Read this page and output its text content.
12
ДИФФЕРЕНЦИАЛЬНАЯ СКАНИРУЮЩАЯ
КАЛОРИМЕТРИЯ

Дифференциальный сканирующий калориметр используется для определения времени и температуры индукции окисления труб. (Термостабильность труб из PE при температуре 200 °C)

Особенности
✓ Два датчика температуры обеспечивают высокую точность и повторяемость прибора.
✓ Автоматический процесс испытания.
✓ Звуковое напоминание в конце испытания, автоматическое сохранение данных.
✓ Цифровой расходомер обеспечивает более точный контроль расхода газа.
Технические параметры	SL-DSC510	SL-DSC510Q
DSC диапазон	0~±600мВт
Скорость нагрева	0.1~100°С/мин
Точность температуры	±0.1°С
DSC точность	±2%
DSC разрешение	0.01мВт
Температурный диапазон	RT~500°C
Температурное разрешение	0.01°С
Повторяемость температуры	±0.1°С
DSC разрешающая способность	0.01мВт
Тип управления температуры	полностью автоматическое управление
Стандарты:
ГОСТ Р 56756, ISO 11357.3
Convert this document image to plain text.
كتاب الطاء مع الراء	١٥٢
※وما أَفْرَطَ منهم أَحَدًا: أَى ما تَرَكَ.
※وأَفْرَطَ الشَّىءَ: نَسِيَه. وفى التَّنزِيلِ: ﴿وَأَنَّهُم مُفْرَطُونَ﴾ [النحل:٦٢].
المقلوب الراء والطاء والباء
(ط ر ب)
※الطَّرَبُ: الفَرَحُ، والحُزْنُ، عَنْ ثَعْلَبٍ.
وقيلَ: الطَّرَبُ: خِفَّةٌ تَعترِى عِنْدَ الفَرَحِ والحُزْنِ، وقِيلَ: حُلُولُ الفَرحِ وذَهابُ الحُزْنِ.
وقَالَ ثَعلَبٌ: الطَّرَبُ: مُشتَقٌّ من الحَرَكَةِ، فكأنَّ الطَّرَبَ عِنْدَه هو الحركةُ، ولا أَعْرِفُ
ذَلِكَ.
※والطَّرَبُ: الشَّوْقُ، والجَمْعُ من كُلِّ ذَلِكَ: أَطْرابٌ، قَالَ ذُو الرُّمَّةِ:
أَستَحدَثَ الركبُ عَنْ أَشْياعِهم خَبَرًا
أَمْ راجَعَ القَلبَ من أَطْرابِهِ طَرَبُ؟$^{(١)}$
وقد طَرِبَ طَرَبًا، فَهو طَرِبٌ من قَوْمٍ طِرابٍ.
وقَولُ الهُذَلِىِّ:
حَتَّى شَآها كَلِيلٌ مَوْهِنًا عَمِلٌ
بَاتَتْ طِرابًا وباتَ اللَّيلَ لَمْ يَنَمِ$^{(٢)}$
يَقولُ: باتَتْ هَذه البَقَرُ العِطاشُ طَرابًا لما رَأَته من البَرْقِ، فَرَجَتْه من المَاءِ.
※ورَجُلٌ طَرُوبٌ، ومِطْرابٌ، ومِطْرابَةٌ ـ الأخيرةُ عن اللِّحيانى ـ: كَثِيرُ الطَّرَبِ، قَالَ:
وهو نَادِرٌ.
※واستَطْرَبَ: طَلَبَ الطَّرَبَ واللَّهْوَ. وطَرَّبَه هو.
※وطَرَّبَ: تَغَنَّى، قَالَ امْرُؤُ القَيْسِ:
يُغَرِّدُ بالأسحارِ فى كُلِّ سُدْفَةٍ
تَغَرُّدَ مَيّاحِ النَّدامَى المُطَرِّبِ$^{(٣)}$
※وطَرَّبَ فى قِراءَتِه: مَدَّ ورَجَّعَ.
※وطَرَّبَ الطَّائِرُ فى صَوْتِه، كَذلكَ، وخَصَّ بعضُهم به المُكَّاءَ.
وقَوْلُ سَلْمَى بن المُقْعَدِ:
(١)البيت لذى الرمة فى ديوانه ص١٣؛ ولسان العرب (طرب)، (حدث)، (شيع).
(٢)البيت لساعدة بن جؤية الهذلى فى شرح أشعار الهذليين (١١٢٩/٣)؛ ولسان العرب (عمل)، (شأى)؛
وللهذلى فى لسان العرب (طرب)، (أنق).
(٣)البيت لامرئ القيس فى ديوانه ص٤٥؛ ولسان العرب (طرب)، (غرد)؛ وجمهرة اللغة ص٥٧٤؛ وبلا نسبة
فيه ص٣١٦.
○ ○ ○ ○ ○ ○ ○
» Your instructions
The answer should be a single number: the count of lines in the data that include the string "text".

» Exercise result
2